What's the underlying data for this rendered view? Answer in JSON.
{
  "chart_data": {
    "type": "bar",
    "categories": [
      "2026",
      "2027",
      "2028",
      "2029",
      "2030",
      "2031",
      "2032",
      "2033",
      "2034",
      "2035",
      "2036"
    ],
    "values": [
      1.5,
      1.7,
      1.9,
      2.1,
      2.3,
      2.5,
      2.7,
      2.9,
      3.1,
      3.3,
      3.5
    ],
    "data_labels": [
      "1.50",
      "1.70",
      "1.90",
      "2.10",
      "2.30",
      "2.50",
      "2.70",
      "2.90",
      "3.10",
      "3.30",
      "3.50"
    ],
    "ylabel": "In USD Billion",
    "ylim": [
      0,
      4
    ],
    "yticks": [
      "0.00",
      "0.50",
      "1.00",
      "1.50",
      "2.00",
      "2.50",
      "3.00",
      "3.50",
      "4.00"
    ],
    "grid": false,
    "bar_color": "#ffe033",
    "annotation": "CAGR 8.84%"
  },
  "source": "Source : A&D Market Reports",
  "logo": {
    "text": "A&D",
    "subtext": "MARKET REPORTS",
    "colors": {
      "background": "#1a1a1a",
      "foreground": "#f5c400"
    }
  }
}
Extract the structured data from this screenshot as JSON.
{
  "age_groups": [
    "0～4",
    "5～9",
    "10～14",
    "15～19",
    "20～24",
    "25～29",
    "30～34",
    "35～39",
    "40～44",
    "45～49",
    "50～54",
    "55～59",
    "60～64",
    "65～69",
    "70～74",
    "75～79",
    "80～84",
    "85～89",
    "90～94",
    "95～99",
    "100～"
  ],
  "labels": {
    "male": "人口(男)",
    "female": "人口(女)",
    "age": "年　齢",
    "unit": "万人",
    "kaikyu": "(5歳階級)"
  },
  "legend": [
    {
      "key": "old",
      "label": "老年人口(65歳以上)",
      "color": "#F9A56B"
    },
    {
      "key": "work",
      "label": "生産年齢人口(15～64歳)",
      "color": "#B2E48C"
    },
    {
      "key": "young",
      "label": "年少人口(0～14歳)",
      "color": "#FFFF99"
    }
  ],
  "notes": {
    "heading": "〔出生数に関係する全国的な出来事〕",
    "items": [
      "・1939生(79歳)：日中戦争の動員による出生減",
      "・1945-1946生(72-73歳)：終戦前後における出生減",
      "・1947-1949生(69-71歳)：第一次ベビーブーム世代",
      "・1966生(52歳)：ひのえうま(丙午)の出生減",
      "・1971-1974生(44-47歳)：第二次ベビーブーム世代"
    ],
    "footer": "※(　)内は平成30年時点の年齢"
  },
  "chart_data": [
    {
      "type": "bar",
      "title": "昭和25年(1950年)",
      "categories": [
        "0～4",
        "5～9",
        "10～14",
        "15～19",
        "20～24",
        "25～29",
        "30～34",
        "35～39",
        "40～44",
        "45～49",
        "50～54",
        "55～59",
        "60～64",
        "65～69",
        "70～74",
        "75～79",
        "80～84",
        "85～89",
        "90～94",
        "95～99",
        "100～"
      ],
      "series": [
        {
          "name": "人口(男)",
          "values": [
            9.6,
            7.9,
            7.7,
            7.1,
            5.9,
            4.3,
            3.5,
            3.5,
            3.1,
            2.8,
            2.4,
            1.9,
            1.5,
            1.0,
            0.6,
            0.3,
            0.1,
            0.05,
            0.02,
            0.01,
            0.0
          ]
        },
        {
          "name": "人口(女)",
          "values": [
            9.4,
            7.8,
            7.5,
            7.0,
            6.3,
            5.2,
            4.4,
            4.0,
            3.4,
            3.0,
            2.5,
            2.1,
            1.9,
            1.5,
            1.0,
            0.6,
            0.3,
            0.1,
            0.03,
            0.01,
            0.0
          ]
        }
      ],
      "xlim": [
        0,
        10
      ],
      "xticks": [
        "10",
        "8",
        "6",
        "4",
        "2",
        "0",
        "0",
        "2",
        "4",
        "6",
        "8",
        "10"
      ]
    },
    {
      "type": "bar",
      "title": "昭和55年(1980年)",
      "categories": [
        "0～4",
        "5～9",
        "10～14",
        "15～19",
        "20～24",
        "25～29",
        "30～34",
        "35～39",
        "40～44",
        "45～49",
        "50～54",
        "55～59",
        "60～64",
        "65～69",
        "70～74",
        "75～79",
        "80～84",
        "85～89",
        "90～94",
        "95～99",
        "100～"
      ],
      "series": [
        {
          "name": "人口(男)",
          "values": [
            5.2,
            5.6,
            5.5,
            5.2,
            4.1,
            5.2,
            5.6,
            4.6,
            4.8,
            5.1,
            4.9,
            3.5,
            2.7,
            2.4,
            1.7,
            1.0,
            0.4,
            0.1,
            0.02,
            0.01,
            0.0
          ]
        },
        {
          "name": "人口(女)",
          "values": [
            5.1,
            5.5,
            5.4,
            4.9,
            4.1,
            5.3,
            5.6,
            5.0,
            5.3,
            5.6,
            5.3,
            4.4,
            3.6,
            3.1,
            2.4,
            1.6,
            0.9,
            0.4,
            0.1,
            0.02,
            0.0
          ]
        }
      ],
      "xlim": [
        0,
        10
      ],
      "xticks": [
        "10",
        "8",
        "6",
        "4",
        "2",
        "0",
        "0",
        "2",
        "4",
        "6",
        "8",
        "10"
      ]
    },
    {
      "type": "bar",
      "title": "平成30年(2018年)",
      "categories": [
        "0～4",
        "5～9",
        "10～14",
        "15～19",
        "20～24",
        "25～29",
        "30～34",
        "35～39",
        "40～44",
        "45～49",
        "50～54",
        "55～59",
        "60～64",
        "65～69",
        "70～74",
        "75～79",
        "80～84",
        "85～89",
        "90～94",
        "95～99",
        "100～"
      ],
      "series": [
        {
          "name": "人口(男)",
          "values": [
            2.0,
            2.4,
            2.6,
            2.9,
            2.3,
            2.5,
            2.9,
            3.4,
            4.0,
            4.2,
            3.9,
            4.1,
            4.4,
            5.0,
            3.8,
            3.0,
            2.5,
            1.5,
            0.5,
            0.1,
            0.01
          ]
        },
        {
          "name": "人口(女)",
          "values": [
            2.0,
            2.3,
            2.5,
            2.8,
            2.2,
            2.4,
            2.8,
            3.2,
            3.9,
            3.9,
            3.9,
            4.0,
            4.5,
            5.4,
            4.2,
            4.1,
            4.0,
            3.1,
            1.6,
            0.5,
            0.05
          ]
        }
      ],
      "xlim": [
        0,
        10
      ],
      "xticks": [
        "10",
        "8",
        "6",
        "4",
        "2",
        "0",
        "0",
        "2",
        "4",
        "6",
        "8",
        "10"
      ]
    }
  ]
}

STATED EXERCISE: From the records above, extract everything verbatim.

FINAL ANSWER:
What's the underlying data for this rendered view? Answer in JSON.
{
  "chart_data": {
    "type": "bar",
    "categories": [
      "2026",
      "2027",
      "2028",
      "2029",
      "2030",
      "2031",
      "2032",
      "2033",
      "2034",
      "2035",
      "2036"
    ],
    "values": [
      1.5,
      1.7,
      1.9,
      2.1,
      2.3,
      2.5,
      2.7,
      2.9,
      3.1,
      3.3,
      3.5
    ],
    "data_labels": [
      "1.50",
      "1.70",
      "1.90",
      "2.10",
      "2.30",
      "2.50",
      "2.70",
      "2.90",
      "3.10",
      "3.30",
      "3.50"
    ],
    "ylabel": "In USD Billion",
    "ylim": [
      0,
      4
    ],
    "yticks": [
      "0.00",
      "0.50",
      "1.00",
      "1.50",
      "2.00",
      "2.50",
      "3.00",
      "3.50",
      "4.00"
    ],
    "grid": false,
    "bar_color": "#ffe033",
    "annotation": "CAGR 8.84%"
  },
  "source": "Source : A&D Market Reports",
  "logo": {
    "text": "A&D",
    "subtext": "MARKET REPORTS",
    "colors": {
      "background": "#1a1a1a",
      "foreground": "#f5c400"
    }
  }
}
Extract the structured data from this screenshot as JSON.
{
  "age_groups": [
    "0～4",
    "5～9",
    "10～14",
    "15～19",
    "20～24",
    "25～29",
    "30～34",
    "35～39",
    "40～44",
    "45～49",
    "50～54",
    "55～59",
    "60～64",
    "65～69",
    "70～74",
    "75～79",
    "80～84",
    "85～89",
    "90～94",
    "95～99",
    "100～"
  ],
  "labels": {
    "male": "人口(男)",
    "female": "人口(女)",
    "age": "年　齢",
    "unit": "万人",
    "kaikyu": "(5歳階級)"
  },
  "legend": [
    {
      "key": "old",
      "label": "老年人口(65歳以上)",
      "color": "#F9A56B"
    },
    {
      "key": "work",
      "label": "生産年齢人口(15～64歳)",
      "color": "#B2E48C"
    },
    {
      "key": "young",
      "label": "年少人口(0～14歳)",
      "color": "#FFFF99"
    }
  ],
  "notes": {
    "heading": "〔出生数に関係する全国的な出来事〕",
    "items": [
      "・1939生(79歳)：日中戦争の動員による出生減",
      "・1945-1946生(72-73歳)：終戦前後における出生減",
      "・1947-1949生(69-71歳)：第一次ベビーブーム世代",
      "・1966生(52歳)：ひのえうま(丙午)の出生減",
      "・1971-1974生(44-47歳)：第二次ベビーブーム世代"
    ],
    "footer": "※(　)内は平成30年時点の年齢"
  },
  "chart_data": [
    {
      "type": "bar",
      "title": "昭和25年(1950年)",
      "categories": [
        "0～4",
        "5～9",
        "10～14",
        "15～19",
        "20～24",
        "25～29",
        "30～34",
        "35～39",
        "40～44",
        "45～49",
        "50～54",
        "55～59",
        "60～64",
        "65～69",
        "70～74",
        "75～79",
        "80～84",
        "85～89",
        "90～94",
        "95～99",
        "100～"
      ],
      "series": [
        {
          "name": "人口(男)",
          "values": [
            9.6,
            7.9,
            7.7,
            7.1,
            5.9,
            4.3,
            3.5,
            3.5,
            3.1,
            2.8,
            2.4,
            1.9,
            1.5,
            1.0,
            0.6,
            0.3,
            0.1,
            0.05,
            0.02,
            0.01,
            0.0
          ]
        },
        {
          "name": "人口(女)",
          "values": [
            9.4,
            7.8,
            7.5,
            7.0,
            6.3,
            5.2,
            4.4,
            4.0,
            3.4,
            3.0,
            2.5,
            2.1,
            1.9,
            1.5,
            1.0,
            0.6,
            0.3,
            0.1,
            0.03,
            0.01,
            0.0
          ]
        }
      ],
      "xlim": [
        0,
        10
      ],
      "xticks": [
        "10",
        "8",
        "6",
        "4",
        "2",
        "0",
        "0",
        "2",
        "4",
        "6",
        "8",
        "10"
      ]
    },
    {
      "type": "bar",
      "title": "昭和55年(1980年)",
      "categories": [
        "0～4",
        "5～9",
        "10～14",
        "15～19",
        "20～24",
        "25～29",
        "30～34",
        "35～39",
        "40～44",
        "45～49",
        "50～54",
        "55～59",
        "60～64",
        "65～69",
        "70～74",
        "75～79",
        "80～84",
        "85～89",
        "90～94",
        "95～99",
        "100～"
      ],
      "series": [
        {
          "name": "人口(男)",
          "values": [
            5.2,
            5.6,
            5.5,
            5.2,
            4.1,
            5.2,
            5.6,
            4.6,
            4.8,
            5.1,
            4.9,
            3.5,
            2.7,
            2.4,
            1.7,
            1.0,
            0.4,
            0.1,
            0.02,
            0.01,
            0.0
          ]
        },
        {
          "name": "人口(女)",
          "values": [
            5.1,
            5.5,
            5.4,
            4.9,
            4.1,
            5.3,
            5.6,
            5.0,
            5.3,
            5.6,
            5.3,
            4.4,
            3.6,
            3.1,
            2.4,
            1.6,
            0.9,
            0.4,
            0.1,
            0.02,
            0.0
          ]
        }
      ],
      "xlim": [
        0,
        10
      ],
      "xticks": [
        "10",
        "8",
        "6",
        "4",
        "2",
        "0",
        "0",
        "2",
        "4",
        "6",
        "8",
        "10"
      ]
    },
    {
      "type": "bar",
      "title": "平成30年(2018年)",
      "categories": [
        "0～4",
        "5～9",
        "10～14",
        "15～19",
        "20～24",
        "25～29",
        "30～34",
        "35～39",
        "40～44",
        "45～49",
        "50～54",
        "55～59",
        "60～64",
        "65～69",
        "70～74",
        "75～79",
        "80～84",
        "85～89",
        "90～94",
        "95～99",
        "100～"
      ],
      "series": [
        {
          "name": "人口(男)",
          "values": [
            2.0,
            2.4,
            2.6,
            2.9,
            2.3,
            2.5,
            2.9,
            3.4,
            4.0,
            4.2,
            3.9,
            4.1,
            4.4,
            5.0,
            3.8,
            3.0,
            2.5,
            1.5,
            0.5,
            0.1,
            0.01
          ]
        },
        {
          "name": "人口(女)",
          "values": [
            2.0,
            2.3,
            2.5,
            2.8,
            2.2,
            2.4,
            2.8,
            3.2,
            3.9,
            3.9,
            3.9,
            4.0,
            4.5,
            5.4,
            4.2,
            4.1,
            4.0,
            3.1,
            1.6,
            0.5,
            0.05
          ]
        }
      ],
      "xlim": [
        0,
        10
      ],
      "xticks": [
        "10",
        "8",
        "6",
        "4",
        "2",
        "0",
        "0",
        "2",
        "4",
        "6",
        "8",
        "10"
      ]
    }
  ]
}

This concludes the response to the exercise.